▶ YOUR INSTRUCTIONS
All the data below goes into the copy word for word, but the pictures don't.
--- Begin SUPPLIED DATA ---
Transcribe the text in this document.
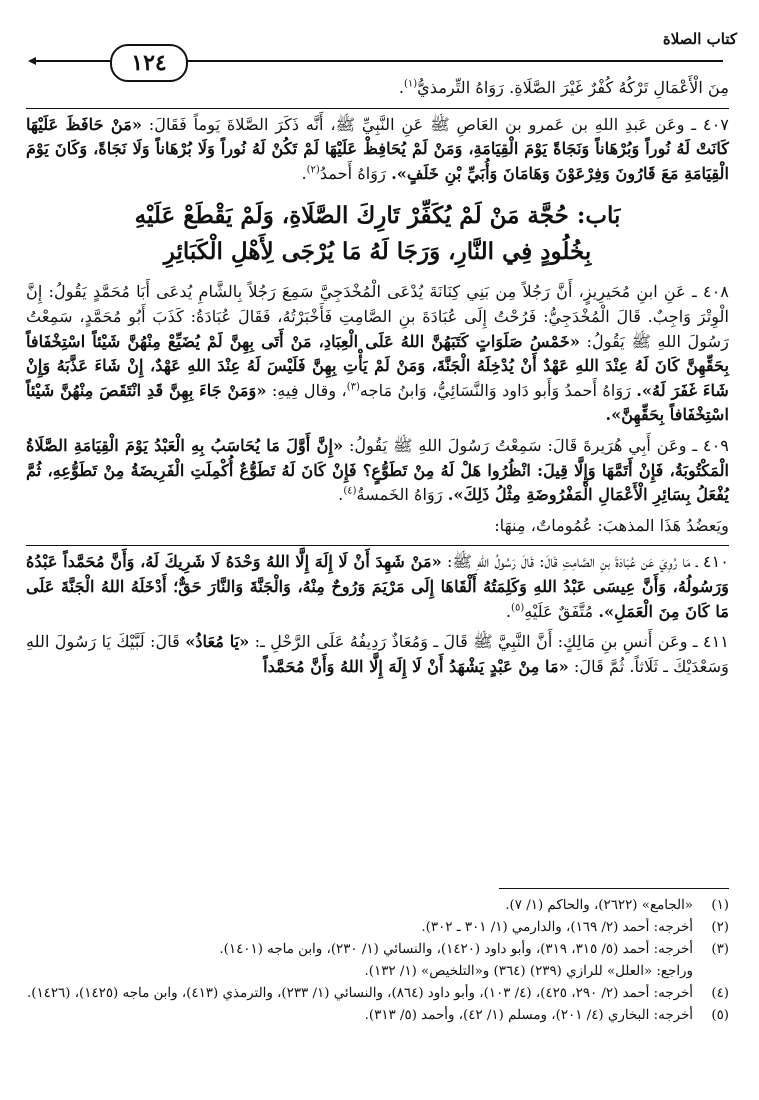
كتاب الصلاة
١٢٤

مِنَ الْأَعْمَالِ تَرْكُهُ كُفْرٌ غَيْرَ الصَّلَاةِ. رَوَاهُ التِّرمذيُّ$^{(١)}$.

٤٠٧ ـ وعَن عَبدِ اللهِ بن عَمرو بن العَاصِ ﷺ عَنِ النَّبِيِّ ﷺ، أَنَّه ذَكَرَ الصَّلاةَ يَوماً فَقَالَ: «مَنْ حَافَظَ عَلَيْهَا كَانَتْ لَهُ نُوراً وَبُرْهَاناً وَنَجَاةً يَوْمَ الْقِيَامَةِ، وَمَنْ لَمْ يُحَافِظْ عَلَيْهَا لَمْ تَكُنْ لَهُ نُوراً وَلَا بُرْهَاناً وَلَا نَجَاةً، وَكَانَ يَوْمَ الْقِيَامَةِ مَعَ قَارُونَ وَفِرْعَوْنَ وَهَامَانَ وَأُبَيِّ بْنِ خَلَفٍ». رَوَاهُ أَحمدُ$^{(٢)}$.

بَاب: حُجَّة مَنْ لَمْ يُكَفِّرْ تَارِكَ الصَّلَاةِ، وَلَمْ يَقْطَعْ عَلَيْهِ
بِخُلُودٍ فِي النَّارِ، وَرَجَا لَهُ مَا يُرْجَى لِأَهْلِ الْكَبَائِرِ

٤٠٨ ـ عَنِ ابنِ مُحَيرِيزٍ، أَنَّ رَجُلاً مِن بَنِي كِنَانَةَ يُدْعَى الْمُخْدَجِيَّ سَمِعَ رَجُلاً بِالشَّامِ يُدعَى أَبَا مُحَمَّدٍ يَقُولُ: إِنَّ الْوِتْرَ وَاجِبٌ. قَالَ الْمُخْدَجِيُّ: فَرُحْتُ إِلَى عُبَادَةَ بنِ الصَّامِتِ فَأَخْبَرْتُهُ، فَقَالَ عُبَادَةُ: كَذَبَ أَبُو مُحَمَّدٍ، سَمِعْتُ رَسُولَ اللهِ ﷺ يَقُولُ: «خَمْسُ صَلَوَاتٍ كَتَبَهُنَّ اللهُ عَلَى الْعِبَادِ، مَنْ أَتَى بِهِنَّ لَمْ يُضَيِّعْ مِنْهُنَّ شَيْئاً اسْتِخْفَافاً بِحَقِّهِنَّ كَانَ لَهُ عِنْدَ اللهِ عَهْدٌ أَنْ يُدْخِلَهُ الْجَنَّةَ، وَمَنْ لَمْ يَأْتِ بِهِنَّ فَلَيْسَ لَهُ عِنْدَ اللهِ عَهْدٌ، إِنْ شَاءَ عَذَّبَهُ وَإِنْ شَاءَ غَفَرَ لَهُ». رَوَاهُ أَحمدُ وَأَبو دَاود وَالنَّسَائِيُّ، وَابنُ مَاجه$^{(٣)}$، وقال فِيهِ: «وَمَنْ جَاءَ بِهِنَّ قَدِ انْتَقَصَ مِنْهُنَّ شَيْئاً اسْتِخْفَافاً بِحَقِّهِنَّ».

٤٠٩ ـ وعَن أَبِي هُرَيرةَ قَالَ: سَمِعْتُ رَسُولَ اللهِ ﷺ يَقُولُ: «إِنَّ أَوَّلَ مَا يُحَاسَبُ بِهِ الْعَبْدُ يَوْمَ الْقِيَامَةِ الصَّلَاةُ الْمَكْتُوبَةُ، فَإِنْ أَتَمَّهَا وَإِلَّا قِيلَ: انْظُرُوا هَلْ لَهُ مِنْ تَطَوُّعٍ؟ فَإِنْ كَانَ لَهُ تَطَوُّعٌ أُكْمِلَتِ الْفَرِيضَةُ مِنْ تَطَوُّعِهِ، ثُمَّ يُفْعَلُ بِسَائِرِ الْأَعْمَالِ الْمَفْرُوضَةِ مِثْلُ ذَلِكَ». رَوَاهُ الخَمسةُ$^{(٤)}$.

ويَعضُدُ هَذَا المذهبَ: عُمُوماتٌ، مِنهَا:

٤١٠ ـ مَا رُوِيَ عَن عُبَادَةَ بنِ الصَّامِتِ قَالَ: قَالَ رَسُولُ اللهِ ﷺ: «مَنْ شَهِدَ أَنْ لَا إِلَهَ إِلَّا اللهُ وَحْدَهُ لَا شَرِيكَ لَهُ، وَأَنَّ مُحَمَّداً عَبْدُهُ وَرَسُولُهُ، وَأَنَّ عِيسَى عَبْدُ اللهِ وَكَلِمَتُهُ أَلْقَاهَا إِلَى مَرْيَمَ وَرُوحٌ مِنْهُ، وَالْجَنَّةَ وَالنَّارَ حَقٌّ؛ أَدْخَلَهُ اللهُ الْجَنَّةَ عَلَى مَا كَانَ مِنَ الْعَمَلِ». مُتَّفَقٌ عَلَيْهِ$^{(٥)}$.

٤١١ ـ وعَن أَنسِ بنِ مَالِكٍ: أَنَّ النَّبِيَّ ﷺ قَالَ ـ وَمُعَاذٌ رَدِيفُهُ عَلَى الرَّحْلِ ـ: «يَا مُعَاذُ» قَالَ: لَبَّيْكَ يَا رَسُولَ اللهِ وَسَعْدَيْكَ ـ ثَلَاثاً. ثُمَّ قَالَ: «مَا مِنْ عَبْدٍ يَشْهَدُ أَنْ لَا إِلَهَ إِلَّا اللهُ وَأَنَّ مُحَمَّداً

(١)
«الجامع» (٢٦٢٢)، والحاكم (١/ ٧).
(٢)
أخرجه: أحمد (٢/ ١٦٩)، والدارمي (١/ ٣٠١ ـ ٣٠٢).
(٣)
أخرجه: أحمد (٥/ ٣١٥، ٣١٩)، وأبو داود (١٤٢٠)، والنسائي (١/ ٢٣٠)، وابن ماجه (١٤٠١).
وراجع: «العلل» للرازي (٢٣٩) (٣٦٤) و«التلخيص» (١/ ١٣٢).
(٤)
أخرجه: أحمد (٢/ ٢٩٠، ٤٢٥)، (٤/ ١٠٣)، وأبو داود (٨٦٤)، والنسائي (١/ ٢٣٣)، والترمذي (٤١٣)، وابن ماجه (١٤٢٥)، (١٤٢٦).
(٥)
أخرجه: البخاري (٤/ ٢٠١)، ومسلم (١/ ٤٢)، وأحمد (٥/ ٣١٣).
--- End SUPPLIED DATA ---
▶ FINAL ANSWER
Transcribe the text in this document.
كتاب الصلاة
١٢٤

مِنَ الْأَعْمَالِ تَرْكُهُ كُفْرٌ غَيْرَ الصَّلَاةِ. رَوَاهُ التِّرمذيُّ$^{(١)}$.

٤٠٧ ـ وعَن عَبدِ اللهِ بن عَمرو بن العَاصِ ﷺ عَنِ النَّبِيِّ ﷺ، أَنَّه ذَكَرَ الصَّلاةَ يَوماً فَقَالَ: «مَنْ حَافَظَ عَلَيْهَا كَانَتْ لَهُ نُوراً وَبُرْهَاناً وَنَجَاةً يَوْمَ الْقِيَامَةِ، وَمَنْ لَمْ يُحَافِظْ عَلَيْهَا لَمْ تَكُنْ لَهُ نُوراً وَلَا بُرْهَاناً وَلَا نَجَاةً، وَكَانَ يَوْمَ الْقِيَامَةِ مَعَ قَارُونَ وَفِرْعَوْنَ وَهَامَانَ وَأُبَيِّ بْنِ خَلَفٍ». رَوَاهُ أَحمدُ$^{(٢)}$.

بَاب: حُجَّة مَنْ لَمْ يُكَفِّرْ تَارِكَ الصَّلَاةِ، وَلَمْ يَقْطَعْ عَلَيْهِ
بِخُلُودٍ فِي النَّارِ، وَرَجَا لَهُ مَا يُرْجَى لِأَهْلِ الْكَبَائِرِ

٤٠٨ ـ عَنِ ابنِ مُحَيرِيزٍ، أَنَّ رَجُلاً مِن بَنِي كِنَانَةَ يُدْعَى الْمُخْدَجِيَّ سَمِعَ رَجُلاً بِالشَّامِ يُدعَى أَبَا مُحَمَّدٍ يَقُولُ: إِنَّ الْوِتْرَ وَاجِبٌ. قَالَ الْمُخْدَجِيُّ: فَرُحْتُ إِلَى عُبَادَةَ بنِ الصَّامِتِ فَأَخْبَرْتُهُ، فَقَالَ عُبَادَةُ: كَذَبَ أَبُو مُحَمَّدٍ، سَمِعْتُ رَسُولَ اللهِ ﷺ يَقُولُ: «خَمْسُ صَلَوَاتٍ كَتَبَهُنَّ اللهُ عَلَى الْعِبَادِ، مَنْ أَتَى بِهِنَّ لَمْ يُضَيِّعْ مِنْهُنَّ شَيْئاً اسْتِخْفَافاً بِحَقِّهِنَّ كَانَ لَهُ عِنْدَ اللهِ عَهْدٌ أَنْ يُدْخِلَهُ الْجَنَّةَ، وَمَنْ لَمْ يَأْتِ بِهِنَّ فَلَيْسَ لَهُ عِنْدَ اللهِ عَهْدٌ، إِنْ شَاءَ عَذَّبَهُ وَإِنْ شَاءَ غَفَرَ لَهُ». رَوَاهُ أَحمدُ وَأَبو دَاود وَالنَّسَائِيُّ، وَابنُ مَاجه$^{(٣)}$، وقال فِيهِ: «وَمَنْ جَاءَ بِهِنَّ قَدِ انْتَقَصَ مِنْهُنَّ شَيْئاً اسْتِخْفَافاً بِحَقِّهِنَّ».

٤٠٩ ـ وعَن أَبِي هُرَيرةَ قَالَ: سَمِعْتُ رَسُولَ اللهِ ﷺ يَقُولُ: «إِنَّ أَوَّلَ مَا يُحَاسَبُ بِهِ الْعَبْدُ يَوْمَ الْقِيَامَةِ الصَّلَاةُ الْمَكْتُوبَةُ، فَإِنْ أَتَمَّهَا وَإِلَّا قِيلَ: انْظُرُوا هَلْ لَهُ مِنْ تَطَوُّعٍ؟ فَإِنْ كَانَ لَهُ تَطَوُّعٌ أُكْمِلَتِ الْفَرِيضَةُ مِنْ تَطَوُّعِهِ، ثُمَّ يُفْعَلُ بِسَائِرِ الْأَعْمَالِ الْمَفْرُوضَةِ مِثْلُ ذَلِكَ». رَوَاهُ الخَمسةُ$^{(٤)}$.

ويَعضُدُ هَذَا المذهبَ: عُمُوماتٌ، مِنهَا:

٤١٠ ـ مَا رُوِيَ عَن عُبَادَةَ بنِ الصَّامِتِ قَالَ: قَالَ رَسُولُ اللهِ ﷺ: «مَنْ شَهِدَ أَنْ لَا إِلَهَ إِلَّا اللهُ وَحْدَهُ لَا شَرِيكَ لَهُ، وَأَنَّ مُحَمَّداً عَبْدُهُ وَرَسُولُهُ، وَأَنَّ عِيسَى عَبْدُ اللهِ وَكَلِمَتُهُ أَلْقَاهَا إِلَى مَرْيَمَ وَرُوحٌ مِنْهُ، وَالْجَنَّةَ وَالنَّارَ حَقٌّ؛ أَدْخَلَهُ اللهُ الْجَنَّةَ عَلَى مَا كَانَ مِنَ الْعَمَلِ». مُتَّفَقٌ عَلَيْهِ$^{(٥)}$.

٤١١ ـ وعَن أَنسِ بنِ مَالِكٍ: أَنَّ النَّبِيَّ ﷺ قَالَ ـ وَمُعَاذٌ رَدِيفُهُ عَلَى الرَّحْلِ ـ: «يَا مُعَاذُ» قَالَ: لَبَّيْكَ يَا رَسُولَ اللهِ وَسَعْدَيْكَ ـ ثَلَاثاً. ثُمَّ قَالَ: «مَا مِنْ عَبْدٍ يَشْهَدُ أَنْ لَا إِلَهَ إِلَّا اللهُ وَأَنَّ مُحَمَّداً

(١)
«الجامع» (٢٦٢٢)، والحاكم (١/ ٧).
(٢)
أخرجه: أحمد (٢/ ١٦٩)، والدارمي (١/ ٣٠١ ـ ٣٠٢).
(٣)
أخرجه: أحمد (٥/ ٣١٥، ٣١٩)، وأبو داود (١٤٢٠)، والنسائي (١/ ٢٣٠)، وابن ماجه (١٤٠١).
وراجع: «العلل» للرازي (٢٣٩) (٣٦٤) و«التلخيص» (١/ ١٣٢).
(٤)
أخرجه: أحمد (٢/ ٢٩٠، ٤٢٥)، (٤/ ١٠٣)، وأبو داود (٨٦٤)، والنسائي (١/ ٢٣٣)، والترمذي (٤١٣)، وابن ماجه (١٤٢٥)، (١٤٢٦).
(٥)
أخرجه: البخاري (٤/ ٢٠١)، ومسلم (١/ ٤٢)، وأحمد (٥/ ٣١٣).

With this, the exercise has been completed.